Restate the listing below word for word, omitting any images.

(Dataset records)
######
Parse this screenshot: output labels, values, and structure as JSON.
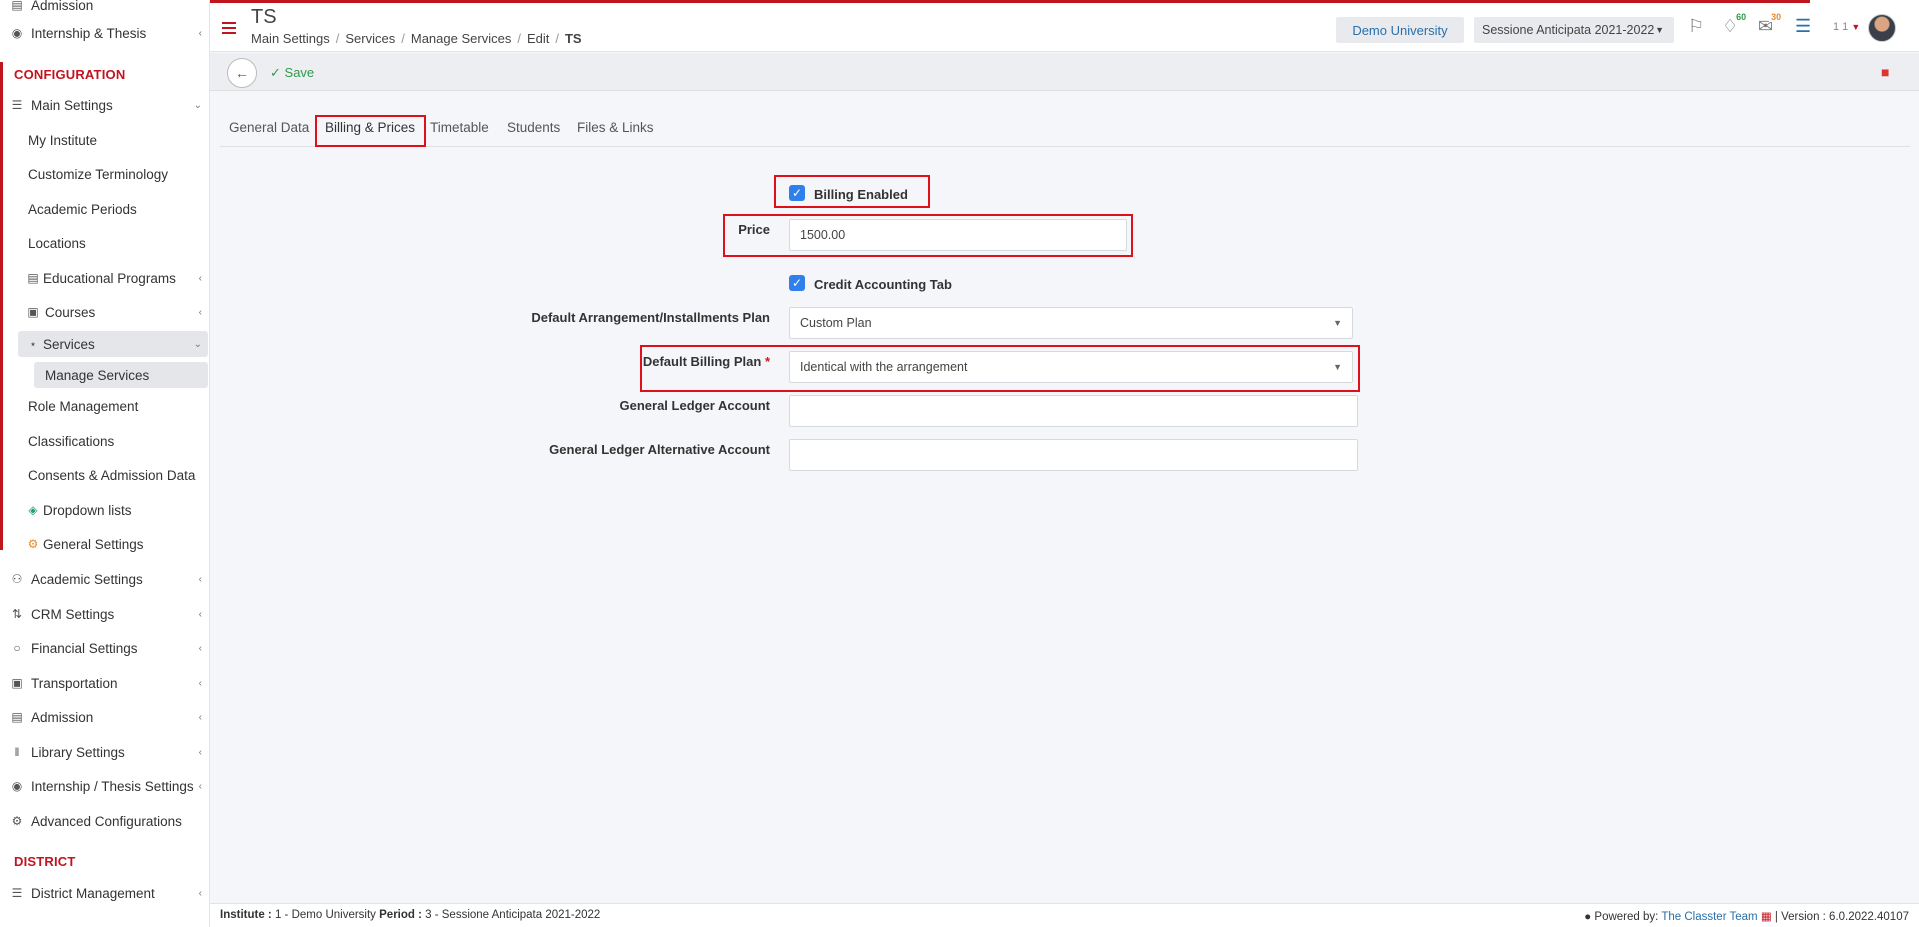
{
  "sidebar": {
    "top_partial": "Admission",
    "internship_thesis": "Internship & Thesis",
    "section_configuration": "CONFIGURATION",
    "main_settings": "Main Settings",
    "sub_items": [
      "My Institute",
      "Customize Terminology",
      "Academic Periods",
      "Locations"
    ],
    "educational_programs": "Educational Programs",
    "courses": "Courses",
    "services": "Services",
    "manage_services": "Manage Services",
    "after_items": [
      "Role Management",
      "Classifications",
      "Consents & Admission Data"
    ],
    "dropdown_lists": "Dropdown lists",
    "general_settings": "General Settings",
    "groups": [
      "Academic Settings",
      "CRM Settings",
      "Financial Settings",
      "Transportation",
      "Admission",
      "Library Settings",
      "Internship / Thesis Settings",
      "Advanced Configurations"
    ],
    "section_district": "DISTRICT",
    "district_management": "District Management"
  },
  "header": {
    "title": "TS",
    "breadcrumb": [
      "Main Settings",
      "Services",
      "Manage Services",
      "Edit",
      "TS"
    ],
    "institute_button": "Demo University",
    "period_select": "Sessione Anticipata 2021-2022",
    "notifications_count": "60",
    "messages_count": "30",
    "user_count": "1 1"
  },
  "toolbar": {
    "save_label": "Save"
  },
  "tabs": [
    "General Data",
    "Billing & Prices",
    "Timetable",
    "Students",
    "Files & Links"
  ],
  "form": {
    "billing_enabled_label": "Billing Enabled",
    "billing_enabled": true,
    "price_label": "Price",
    "price_value": "1500.00",
    "credit_accounting_label": "Credit Accounting Tab",
    "credit_accounting": true,
    "arrangement_label": "Default Arrangement/Installments Plan",
    "arrangement_value": "Custom Plan",
    "billing_plan_label": "Default Billing Plan",
    "billing_plan_required": "*",
    "billing_plan_value": "Identical with the arrangement",
    "gl_account_label": "General Ledger Account",
    "gl_account_value": "",
    "gl_alt_account_label": "General Ledger Alternative Account",
    "gl_alt_account_value": ""
  },
  "footer": {
    "institute_label": "Institute :",
    "institute_value": "1 - Demo University",
    "period_label": "Period :",
    "period_value": "3 - Sessione Anticipata 2021-2022",
    "powered_by": "Powered by:",
    "team": "The Classter Team",
    "version": "| Version : 6.0.2022.40107"
  },
  "colors": {
    "accent_red": "#c0141f",
    "highlight_red": "#e0101a",
    "checkbox_blue": "#2f80ed",
    "save_green": "#2e9b4a",
    "link_blue": "#2a6fa8"
  }
}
######
# [Answer in full]
Parse this screenshot: output labels, values, and structure as JSON.
{
  "sidebar": {
    "top_partial": "Admission",
    "internship_thesis": "Internship & Thesis",
    "section_configuration": "CONFIGURATION",
    "main_settings": "Main Settings",
    "sub_items": [
      "My Institute",
      "Customize Terminology",
      "Academic Periods",
      "Locations"
    ],
    "educational_programs": "Educational Programs",
    "courses": "Courses",
    "services": "Services",
    "manage_services": "Manage Services",
    "after_items": [
      "Role Management",
      "Classifications",
      "Consents & Admission Data"
    ],
    "dropdown_lists": "Dropdown lists",
    "general_settings": "General Settings",
    "groups": [
      "Academic Settings",
      "CRM Settings",
      "Financial Settings",
      "Transportation",
      "Admission",
      "Library Settings",
      "Internship / Thesis Settings",
      "Advanced Configurations"
    ],
    "section_district": "DISTRICT",
    "district_management": "District Management"
  },
  "header": {
    "title": "TS",
    "breadcrumb": [
      "Main Settings",
      "Services",
      "Manage Services",
      "Edit",
      "TS"
    ],
    "institute_button": "Demo University",
    "period_select": "Sessione Anticipata 2021-2022",
    "notifications_count": "60",
    "messages_count": "30",
    "user_count": "1 1"
  },
  "toolbar": {
    "save_label": "Save"
  },
  "tabs": [
    "General Data",
    "Billing & Prices",
    "Timetable",
    "Students",
    "Files & Links"
  ],
  "form": {
    "billing_enabled_label": "Billing Enabled",
    "billing_enabled": true,
    "price_label": "Price",
    "price_value": "1500.00",
    "credit_accounting_label": "Credit Accounting Tab",
    "credit_accounting": true,
    "arrangement_label": "Default Arrangement/Installments Plan",
    "arrangement_value": "Custom Plan",
    "billing_plan_label": "Default Billing Plan",
    "billing_plan_required": "*",
    "billing_plan_value": "Identical with the arrangement",
    "gl_account_label": "General Ledger Account",
    "gl_account_value": "",
    "gl_alt_account_label": "General Ledger Alternative Account",
    "gl_alt_account_value": ""
  },
  "footer": {
    "institute_label": "Institute :",
    "institute_value": "1 - Demo University",
    "period_label": "Period :",
    "period_value": "3 - Sessione Anticipata 2021-2022",
    "powered_by": "Powered by:",
    "team": "The Classter Team",
    "version": "| Version : 6.0.2022.40107"
  },
  "colors": {
    "accent_red": "#c0141f",
    "highlight_red": "#e0101a",
    "checkbox_blue": "#2f80ed",
    "save_green": "#2e9b4a",
    "link_blue": "#2a6fa8"
  }
}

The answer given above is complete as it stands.